■ **Provided entries**

>>>>>

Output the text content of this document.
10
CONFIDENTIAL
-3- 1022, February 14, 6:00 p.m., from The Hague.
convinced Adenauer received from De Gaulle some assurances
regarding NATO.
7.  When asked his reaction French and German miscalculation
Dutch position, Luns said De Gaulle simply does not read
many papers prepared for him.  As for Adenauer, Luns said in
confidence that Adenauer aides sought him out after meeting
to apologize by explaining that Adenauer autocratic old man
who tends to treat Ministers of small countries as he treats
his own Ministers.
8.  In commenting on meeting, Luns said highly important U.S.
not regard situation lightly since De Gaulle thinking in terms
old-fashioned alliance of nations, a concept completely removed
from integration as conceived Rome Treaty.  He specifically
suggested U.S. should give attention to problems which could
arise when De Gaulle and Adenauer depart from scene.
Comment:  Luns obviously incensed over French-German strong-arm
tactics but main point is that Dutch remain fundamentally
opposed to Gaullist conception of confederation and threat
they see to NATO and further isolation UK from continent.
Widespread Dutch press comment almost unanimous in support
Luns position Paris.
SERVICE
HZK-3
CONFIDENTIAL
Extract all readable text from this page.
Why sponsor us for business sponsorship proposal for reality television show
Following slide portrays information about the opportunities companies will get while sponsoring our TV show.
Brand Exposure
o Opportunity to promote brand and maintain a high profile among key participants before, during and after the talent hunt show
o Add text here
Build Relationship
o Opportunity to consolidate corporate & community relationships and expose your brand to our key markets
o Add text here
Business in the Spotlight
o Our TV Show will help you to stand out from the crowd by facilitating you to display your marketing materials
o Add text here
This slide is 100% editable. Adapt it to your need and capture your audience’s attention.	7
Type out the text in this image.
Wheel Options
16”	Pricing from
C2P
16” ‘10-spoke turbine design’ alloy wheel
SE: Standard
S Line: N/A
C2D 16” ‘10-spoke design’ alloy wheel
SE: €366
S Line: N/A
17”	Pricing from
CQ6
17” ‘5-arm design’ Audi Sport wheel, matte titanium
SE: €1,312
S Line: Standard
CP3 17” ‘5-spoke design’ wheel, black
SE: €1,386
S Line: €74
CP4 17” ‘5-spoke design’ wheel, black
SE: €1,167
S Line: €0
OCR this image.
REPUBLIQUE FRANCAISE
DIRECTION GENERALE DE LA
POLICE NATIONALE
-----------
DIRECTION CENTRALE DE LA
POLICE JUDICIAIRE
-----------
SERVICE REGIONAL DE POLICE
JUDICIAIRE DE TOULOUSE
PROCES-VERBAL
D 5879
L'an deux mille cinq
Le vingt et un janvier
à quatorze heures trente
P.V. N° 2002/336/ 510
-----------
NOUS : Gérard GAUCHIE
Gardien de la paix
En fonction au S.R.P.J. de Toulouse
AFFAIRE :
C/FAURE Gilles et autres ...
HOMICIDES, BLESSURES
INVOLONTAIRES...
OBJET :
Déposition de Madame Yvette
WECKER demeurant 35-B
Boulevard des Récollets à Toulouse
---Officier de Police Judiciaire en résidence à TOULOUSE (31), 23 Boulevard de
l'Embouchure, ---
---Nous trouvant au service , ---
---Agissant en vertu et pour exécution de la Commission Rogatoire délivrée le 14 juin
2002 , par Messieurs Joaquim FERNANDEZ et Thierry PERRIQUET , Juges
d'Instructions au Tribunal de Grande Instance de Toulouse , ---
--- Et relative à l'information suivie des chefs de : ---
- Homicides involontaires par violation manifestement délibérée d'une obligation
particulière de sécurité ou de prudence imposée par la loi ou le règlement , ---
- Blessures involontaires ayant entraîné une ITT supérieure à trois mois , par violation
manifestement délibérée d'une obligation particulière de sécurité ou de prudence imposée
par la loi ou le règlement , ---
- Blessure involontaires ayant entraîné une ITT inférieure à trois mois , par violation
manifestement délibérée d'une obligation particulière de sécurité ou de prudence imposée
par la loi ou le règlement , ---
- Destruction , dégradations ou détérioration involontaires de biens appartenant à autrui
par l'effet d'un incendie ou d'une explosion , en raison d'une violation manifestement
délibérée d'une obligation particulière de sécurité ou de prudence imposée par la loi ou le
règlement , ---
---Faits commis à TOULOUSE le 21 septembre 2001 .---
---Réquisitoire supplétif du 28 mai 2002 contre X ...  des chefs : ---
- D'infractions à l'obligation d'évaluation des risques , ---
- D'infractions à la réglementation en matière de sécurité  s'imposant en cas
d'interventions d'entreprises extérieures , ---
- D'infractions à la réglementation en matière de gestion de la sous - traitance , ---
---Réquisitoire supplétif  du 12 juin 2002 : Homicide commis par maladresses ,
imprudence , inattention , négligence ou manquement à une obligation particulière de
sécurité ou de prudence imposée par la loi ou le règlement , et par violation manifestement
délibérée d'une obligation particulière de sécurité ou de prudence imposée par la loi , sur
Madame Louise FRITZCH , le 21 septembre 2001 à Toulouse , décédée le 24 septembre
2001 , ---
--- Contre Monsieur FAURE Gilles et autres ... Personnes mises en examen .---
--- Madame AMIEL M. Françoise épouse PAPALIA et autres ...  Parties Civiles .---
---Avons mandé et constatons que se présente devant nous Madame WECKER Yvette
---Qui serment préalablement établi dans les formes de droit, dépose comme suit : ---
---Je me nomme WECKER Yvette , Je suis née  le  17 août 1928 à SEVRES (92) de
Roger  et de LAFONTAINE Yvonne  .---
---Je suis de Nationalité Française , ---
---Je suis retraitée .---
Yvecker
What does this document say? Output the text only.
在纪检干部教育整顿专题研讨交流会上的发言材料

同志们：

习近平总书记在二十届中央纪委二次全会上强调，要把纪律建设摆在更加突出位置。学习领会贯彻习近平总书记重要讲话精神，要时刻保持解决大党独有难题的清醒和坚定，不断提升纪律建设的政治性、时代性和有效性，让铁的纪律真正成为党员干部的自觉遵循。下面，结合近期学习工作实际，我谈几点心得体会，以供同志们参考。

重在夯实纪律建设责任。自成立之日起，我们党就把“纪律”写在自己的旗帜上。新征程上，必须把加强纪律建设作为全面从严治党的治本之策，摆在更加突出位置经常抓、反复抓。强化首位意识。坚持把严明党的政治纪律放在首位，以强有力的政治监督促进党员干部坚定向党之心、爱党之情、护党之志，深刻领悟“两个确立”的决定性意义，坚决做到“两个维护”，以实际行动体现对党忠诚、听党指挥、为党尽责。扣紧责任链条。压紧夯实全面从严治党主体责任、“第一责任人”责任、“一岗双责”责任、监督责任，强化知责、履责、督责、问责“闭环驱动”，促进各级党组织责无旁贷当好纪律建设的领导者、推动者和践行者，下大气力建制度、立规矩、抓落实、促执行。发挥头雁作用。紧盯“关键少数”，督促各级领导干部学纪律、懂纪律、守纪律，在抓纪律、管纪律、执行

<<<<<

■ **What you will do**
Extract every entry in the listing word for word.

■ **Worked solution**
Output the text content of this document.
10
CONFIDENTIAL
-3- 1022, February 14, 6:00 p.m., from The Hague.
convinced Adenauer received from De Gaulle some assurances
regarding NATO.
7.  When asked his reaction French and German miscalculation
Dutch position, Luns said De Gaulle simply does not read
many papers prepared for him.  As for Adenauer, Luns said in
confidence that Adenauer aides sought him out after meeting
to apologize by explaining that Adenauer autocratic old man
who tends to treat Ministers of small countries as he treats
his own Ministers.
8.  In commenting on meeting, Luns said highly important U.S.
not regard situation lightly since De Gaulle thinking in terms
old-fashioned alliance of nations, a concept completely removed
from integration as conceived Rome Treaty.  He specifically
suggested U.S. should give attention to problems which could
arise when De Gaulle and Adenauer depart from scene.
Comment:  Luns obviously incensed over French-German strong-arm
tactics but main point is that Dutch remain fundamentally
opposed to Gaullist conception of confederation and threat
they see to NATO and further isolation UK from continent.
Widespread Dutch press comment almost unanimous in support
Luns position Paris.
SERVICE
HZK-3
CONFIDENTIAL
Extract all readable text from this page.
Why sponsor us for business sponsorship proposal for reality television show
Following slide portrays information about the opportunities companies will get while sponsoring our TV show.
Brand Exposure
o Opportunity to promote brand and maintain a high profile among key participants before, during and after the talent hunt show
o Add text here
Build Relationship
o Opportunity to consolidate corporate & community relationships and expose your brand to our key markets
o Add text here
Business in the Spotlight
o Our TV Show will help you to stand out from the crowd by facilitating you to display your marketing materials
o Add text here
This slide is 100% editable. Adapt it to your need and capture your audience’s attention.	7
Type out the text in this image.
Wheel Options
16”	Pricing from
C2P
16” ‘10-spoke turbine design’ alloy wheel
SE: Standard
S Line: N/A
C2D 16” ‘10-spoke design’ alloy wheel
SE: €366
S Line: N/A
17”	Pricing from
CQ6
17” ‘5-arm design’ Audi Sport wheel, matte titanium
SE: €1,312
S Line: Standard
CP3 17” ‘5-spoke design’ wheel, black
SE: €1,386
S Line: €74
CP4 17” ‘5-spoke design’ wheel, black
SE: €1,167
S Line: €0
OCR this image.
REPUBLIQUE FRANCAISE
DIRECTION GENERALE DE LA
POLICE NATIONALE
-----------
DIRECTION CENTRALE DE LA
POLICE JUDICIAIRE
-----------
SERVICE REGIONAL DE POLICE
JUDICIAIRE DE TOULOUSE
PROCES-VERBAL
D 5879
L'an deux mille cinq
Le vingt et un janvier
à quatorze heures trente
P.V. N° 2002/336/ 510
-----------
NOUS : Gérard GAUCHIE
Gardien de la paix
En fonction au S.R.P.J. de Toulouse
AFFAIRE :
C/FAURE Gilles et autres ...
HOMICIDES, BLESSURES
INVOLONTAIRES...
OBJET :
Déposition de Madame Yvette
WECKER demeurant 35-B
Boulevard des Récollets à Toulouse
---Officier de Police Judiciaire en résidence à TOULOUSE (31), 23 Boulevard de
l'Embouchure, ---
---Nous trouvant au service , ---
---Agissant en vertu et pour exécution de la Commission Rogatoire délivrée le 14 juin
2002 , par Messieurs Joaquim FERNANDEZ et Thierry PERRIQUET , Juges
d'Instructions au Tribunal de Grande Instance de Toulouse , ---
--- Et relative à l'information suivie des chefs de : ---
- Homicides involontaires par violation manifestement délibérée d'une obligation
particulière de sécurité ou de prudence imposée par la loi ou le règlement , ---
- Blessures involontaires ayant entraîné une ITT supérieure à trois mois , par violation
manifestement délibérée d'une obligation particulière de sécurité ou de prudence imposée
par la loi ou le règlement , ---
- Blessure involontaires ayant entraîné une ITT inférieure à trois mois , par violation
manifestement délibérée d'une obligation particulière de sécurité ou de prudence imposée
par la loi ou le règlement , ---
- Destruction , dégradations ou détérioration involontaires de biens appartenant à autrui
par l'effet d'un incendie ou d'une explosion , en raison d'une violation manifestement
délibérée d'une obligation particulière de sécurité ou de prudence imposée par la loi ou le
règlement , ---
---Faits commis à TOULOUSE le 21 septembre 2001 .---
---Réquisitoire supplétif du 28 mai 2002 contre X ...  des chefs : ---
- D'infractions à l'obligation d'évaluation des risques , ---
- D'infractions à la réglementation en matière de sécurité  s'imposant en cas
d'interventions d'entreprises extérieures , ---
- D'infractions à la réglementation en matière de gestion de la sous - traitance , ---
---Réquisitoire supplétif  du 12 juin 2002 : Homicide commis par maladresses ,
imprudence , inattention , négligence ou manquement à une obligation particulière de
sécurité ou de prudence imposée par la loi ou le règlement , et par violation manifestement
délibérée d'une obligation particulière de sécurité ou de prudence imposée par la loi , sur
Madame Louise FRITZCH , le 21 septembre 2001 à Toulouse , décédée le 24 septembre
2001 , ---
--- Contre Monsieur FAURE Gilles et autres ... Personnes mises en examen .---
--- Madame AMIEL M. Françoise épouse PAPALIA et autres ...  Parties Civiles .---
---Avons mandé et constatons que se présente devant nous Madame WECKER Yvette
---Qui serment préalablement établi dans les formes de droit, dépose comme suit : ---
---Je me nomme WECKER Yvette , Je suis née  le  17 août 1928 à SEVRES (92) de
Roger  et de LAFONTAINE Yvonne  .---
---Je suis de Nationalité Française , ---
---Je suis retraitée .---
Yvecker
What does this document say? Output the text only.
在纪检干部教育整顿专题研讨交流会上的发言材料

同志们：

习近平总书记在二十届中央纪委二次全会上强调，要把纪律建设摆在更加突出位置。学习领会贯彻习近平总书记重要讲话精神，要时刻保持解决大党独有难题的清醒和坚定，不断提升纪律建设的政治性、时代性和有效性，让铁的纪律真正成为党员干部的自觉遵循。下面，结合近期学习工作实际，我谈几点心得体会，以供同志们参考。

重在夯实纪律建设责任。自成立之日起，我们党就把“纪律”写在自己的旗帜上。新征程上，必须把加强纪律建设作为全面从严治党的治本之策，摆在更加突出位置经常抓、反复抓。强化首位意识。坚持把严明党的政治纪律放在首位，以强有力的政治监督促进党员干部坚定向党之心、爱党之情、护党之志，深刻领悟“两个确立”的决定性意义，坚决做到“两个维护”，以实际行动体现对党忠诚、听党指挥、为党尽责。扣紧责任链条。压紧夯实全面从严治党主体责任、“第一责任人”责任、“一岗双责”责任、监督责任，强化知责、履责、督责、问责“闭环驱动”，促进各级党组织责无旁贷当好纪律建设的领导者、推动者和践行者，下大气力建制度、立规矩、抓落实、促执行。发挥头雁作用。紧盯“关键少数”，督促各级领导干部学纪律、懂纪律、守纪律，在抓纪律、管纪律、执行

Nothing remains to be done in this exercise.